## [Work to be completed]
Print the data exactly, leaving nothing out.

## [Stored rows]
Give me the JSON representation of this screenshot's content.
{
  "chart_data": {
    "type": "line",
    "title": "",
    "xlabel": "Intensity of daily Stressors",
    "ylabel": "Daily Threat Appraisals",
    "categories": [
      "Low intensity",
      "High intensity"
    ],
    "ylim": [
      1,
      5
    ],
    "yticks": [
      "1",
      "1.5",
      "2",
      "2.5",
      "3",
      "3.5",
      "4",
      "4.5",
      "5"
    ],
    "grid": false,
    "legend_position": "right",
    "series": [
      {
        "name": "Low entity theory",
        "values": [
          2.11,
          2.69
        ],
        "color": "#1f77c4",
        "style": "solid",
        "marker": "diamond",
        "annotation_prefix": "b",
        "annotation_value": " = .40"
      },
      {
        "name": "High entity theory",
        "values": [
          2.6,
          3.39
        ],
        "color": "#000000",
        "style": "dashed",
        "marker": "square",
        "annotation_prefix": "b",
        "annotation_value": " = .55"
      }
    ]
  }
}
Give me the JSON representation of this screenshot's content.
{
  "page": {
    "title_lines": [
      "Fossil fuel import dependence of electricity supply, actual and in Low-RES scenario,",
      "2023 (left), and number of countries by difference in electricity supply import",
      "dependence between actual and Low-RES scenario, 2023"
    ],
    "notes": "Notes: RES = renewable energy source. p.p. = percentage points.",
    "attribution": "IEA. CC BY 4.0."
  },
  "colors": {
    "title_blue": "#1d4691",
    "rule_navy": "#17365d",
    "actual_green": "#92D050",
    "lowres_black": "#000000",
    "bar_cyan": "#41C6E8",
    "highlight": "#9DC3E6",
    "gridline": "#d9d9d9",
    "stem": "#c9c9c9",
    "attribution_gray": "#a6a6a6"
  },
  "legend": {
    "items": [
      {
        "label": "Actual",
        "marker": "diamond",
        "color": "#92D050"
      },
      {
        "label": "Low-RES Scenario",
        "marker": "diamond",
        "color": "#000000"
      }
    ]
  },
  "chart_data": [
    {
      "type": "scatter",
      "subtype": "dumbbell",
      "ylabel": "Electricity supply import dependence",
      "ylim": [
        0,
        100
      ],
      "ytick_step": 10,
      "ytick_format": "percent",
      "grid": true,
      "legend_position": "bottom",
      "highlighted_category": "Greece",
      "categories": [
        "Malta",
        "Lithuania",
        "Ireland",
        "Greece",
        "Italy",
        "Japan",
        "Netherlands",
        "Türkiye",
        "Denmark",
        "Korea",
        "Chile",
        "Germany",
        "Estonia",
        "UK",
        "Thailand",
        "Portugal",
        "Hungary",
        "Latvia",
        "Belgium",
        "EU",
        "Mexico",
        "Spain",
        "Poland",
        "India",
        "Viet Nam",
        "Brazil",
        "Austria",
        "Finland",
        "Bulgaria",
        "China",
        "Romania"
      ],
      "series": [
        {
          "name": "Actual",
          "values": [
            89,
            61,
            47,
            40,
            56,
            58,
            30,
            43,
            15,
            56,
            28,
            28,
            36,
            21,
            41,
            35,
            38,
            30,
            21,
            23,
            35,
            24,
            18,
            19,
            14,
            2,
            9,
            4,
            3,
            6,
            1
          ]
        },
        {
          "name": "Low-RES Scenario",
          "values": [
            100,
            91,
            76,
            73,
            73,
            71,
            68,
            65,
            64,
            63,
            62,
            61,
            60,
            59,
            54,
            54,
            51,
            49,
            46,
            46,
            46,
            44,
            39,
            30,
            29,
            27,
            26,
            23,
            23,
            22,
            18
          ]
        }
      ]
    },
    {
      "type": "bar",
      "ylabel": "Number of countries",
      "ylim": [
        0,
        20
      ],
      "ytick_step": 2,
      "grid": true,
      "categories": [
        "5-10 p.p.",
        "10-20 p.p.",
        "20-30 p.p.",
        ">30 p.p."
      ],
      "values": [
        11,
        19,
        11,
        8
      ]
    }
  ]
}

## [Final result]
Give me the JSON representation of this screenshot's content.
{
  "chart_data": {
    "type": "line",
    "title": "",
    "xlabel": "Intensity of daily Stressors",
    "ylabel": "Daily Threat Appraisals",
    "categories": [
      "Low intensity",
      "High intensity"
    ],
    "ylim": [
      1,
      5
    ],
    "yticks": [
      "1",
      "1.5",
      "2",
      "2.5",
      "3",
      "3.5",
      "4",
      "4.5",
      "5"
    ],
    "grid": false,
    "legend_position": "right",
    "series": [
      {
        "name": "Low entity theory",
        "values": [
          2.11,
          2.69
        ],
        "color": "#1f77c4",
        "style": "solid",
        "marker": "diamond",
        "annotation_prefix": "b",
        "annotation_value": " = .40"
      },
      {
        "name": "High entity theory",
        "values": [
          2.6,
          3.39
        ],
        "color": "#000000",
        "style": "dashed",
        "marker": "square",
        "annotation_prefix": "b",
        "annotation_value": " = .55"
      }
    ]
  }
}
Give me the JSON representation of this screenshot's content.
{
  "page": {
    "title_lines": [
      "Fossil fuel import dependence of electricity supply, actual and in Low-RES scenario,",
      "2023 (left), and number of countries by difference in electricity supply import",
      "dependence between actual and Low-RES scenario, 2023"
    ],
    "notes": "Notes: RES = renewable energy source. p.p. = percentage points.",
    "attribution": "IEA. CC BY 4.0."
  },
  "colors": {
    "title_blue": "#1d4691",
    "rule_navy": "#17365d",
    "actual_green": "#92D050",
    "lowres_black": "#000000",
    "bar_cyan": "#41C6E8",
    "highlight": "#9DC3E6",
    "gridline": "#d9d9d9",
    "stem": "#c9c9c9",
    "attribution_gray": "#a6a6a6"
  },
  "legend": {
    "items": [
      {
        "label": "Actual",
        "marker": "diamond",
        "color": "#92D050"
      },
      {
        "label": "Low-RES Scenario",
        "marker": "diamond",
        "color": "#000000"
      }
    ]
  },
  "chart_data": [
    {
      "type": "scatter",
      "subtype": "dumbbell",
      "ylabel": "Electricity supply import dependence",
      "ylim": [
        0,
        100
      ],
      "ytick_step": 10,
      "ytick_format": "percent",
      "grid": true,
      "legend_position": "bottom",
      "highlighted_category": "Greece",
      "categories": [
        "Malta",
        "Lithuania",
        "Ireland",
        "Greece",
        "Italy",
        "Japan",
        "Netherlands",
        "Türkiye",
        "Denmark",
        "Korea",
        "Chile",
        "Germany",
        "Estonia",
        "UK",
        "Thailand",
        "Portugal",
        "Hungary",
        "Latvia",
        "Belgium",
        "EU",
        "Mexico",
        "Spain",
        "Poland",
        "India",
        "Viet Nam",
        "Brazil",
        "Austria",
        "Finland",
        "Bulgaria",
        "China",
        "Romania"
      ],
      "series": [
        {
          "name": "Actual",
          "values": [
            89,
            61,
            47,
            40,
            56,
            58,
            30,
            43,
            15,
            56,
            28,
            28,
            36,
            21,
            41,
            35,
            38,
            30,
            21,
            23,
            35,
            24,
            18,
            19,
            14,
            2,
            9,
            4,
            3,
            6,
            1
          ]
        },
        {
          "name": "Low-RES Scenario",
          "values": [
            100,
            91,
            76,
            73,
            73,
            71,
            68,
            65,
            64,
            63,
            62,
            61,
            60,
            59,
            54,
            54,
            51,
            49,
            46,
            46,
            46,
            44,
            39,
            30,
            29,
            27,
            26,
            23,
            23,
            22,
            18
          ]
        }
      ]
    },
    {
      "type": "bar",
      "ylabel": "Number of countries",
      "ylim": [
        0,
        20
      ],
      "ytick_step": 2,
      "grid": true,
      "categories": [
        "5-10 p.p.",
        "10-20 p.p.",
        "20-30 p.p.",
        ">30 p.p."
      ],
      "values": [
        11,
        19,
        11,
        8
      ]
    }
  ]
}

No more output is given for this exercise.